## Begin

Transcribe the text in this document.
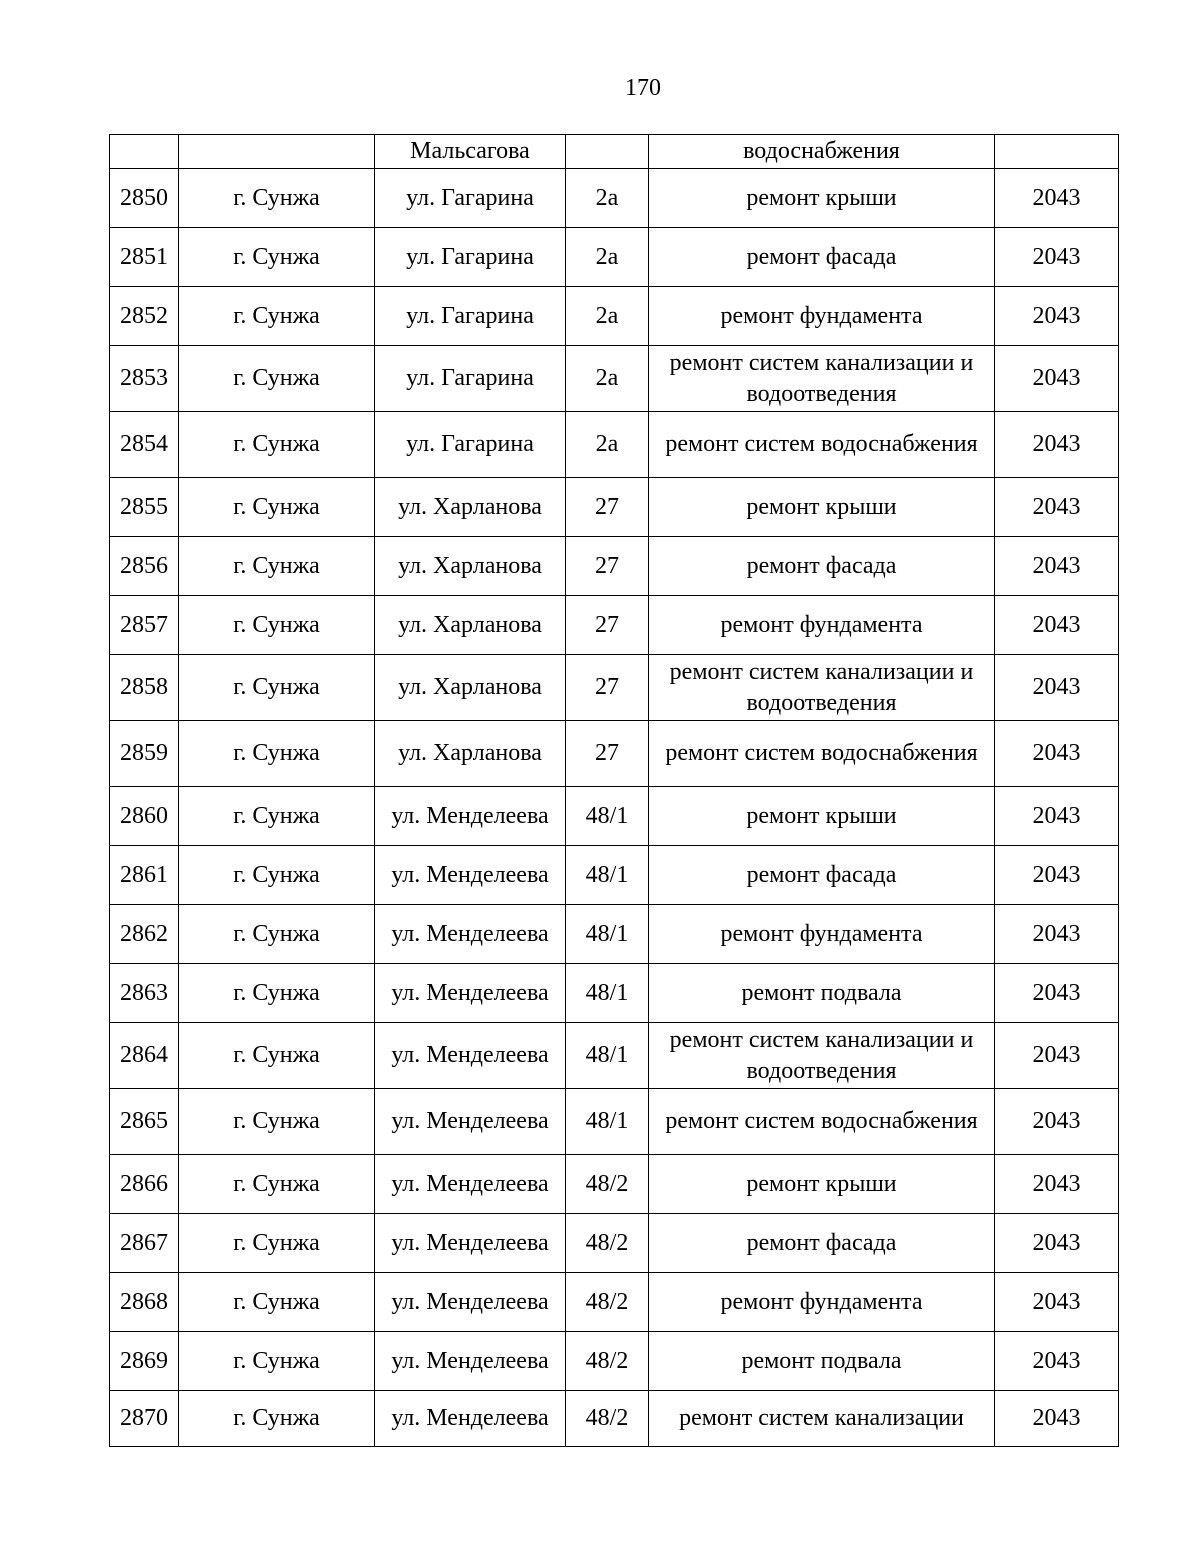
170
		Мальсагова		водоснабжения	
2850	г. Сунжа	ул. Гагарина	2а	ремонт крыши	2043
2851	г. Сунжа	ул. Гагарина	2а	ремонт фасада	2043
2852	г. Сунжа	ул. Гагарина	2а	ремонт фундамента	2043
2853	г. Сунжа	ул. Гагарина	2а	ремонт систем канализации и водоотведения	2043
2854	г. Сунжа	ул. Гагарина	2а	ремонт систем водоснабжения	2043
2855	г. Сунжа	ул. Харланова	27	ремонт крыши	2043
2856	г. Сунжа	ул. Харланова	27	ремонт фасада	2043
2857	г. Сунжа	ул. Харланова	27	ремонт фундамента	2043
2858	г. Сунжа	ул. Харланова	27	ремонт систем канализации и водоотведения	2043
2859	г. Сунжа	ул. Харланова	27	ремонт систем водоснабжения	2043
2860	г. Сунжа	ул. Менделеева	48/1	ремонт крыши	2043
2861	г. Сунжа	ул. Менделеева	48/1	ремонт фасада	2043
2862	г. Сунжа	ул. Менделеева	48/1	ремонт фундамента	2043
2863	г. Сунжа	ул. Менделеева	48/1	ремонт подвала	2043
2864	г. Сунжа	ул. Менделеева	48/1	ремонт систем канализации и водоотведения	2043
2865	г. Сунжа	ул. Менделеева	48/1	ремонт систем водоснабжения	2043
2866	г. Сунжа	ул. Менделеева	48/2	ремонт крыши	2043
2867	г. Сунжа	ул. Менделеева	48/2	ремонт фасада	2043
2868	г. Сунжа	ул. Менделеева	48/2	ремонт фундамента	2043
2869	г. Сунжа	ул. Менделеева	48/2	ремонт подвала	2043
2870	г. Сунжа	ул. Менделеева	48/2	ремонт систем канализации	2043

## End

Identify the lines in the entries above that contain "Харланова", then copy them out.

**Response for this exercise:**
2855	г. Сунжа	ул. Харланова	27	ремонт крыши	2043
2856	г. Сунжа	ул. Харланова	27	ремонт фасада	2043
2857	г. Сунжа	ул. Харланова	27	ремонт фундамента	2043
2858	г. Сунжа	ул. Харланова	27	ремонт систем канализации и водоотведения	2043
2859	г. Сунжа	ул. Харланова	27	ремонт систем водоснабжения	2043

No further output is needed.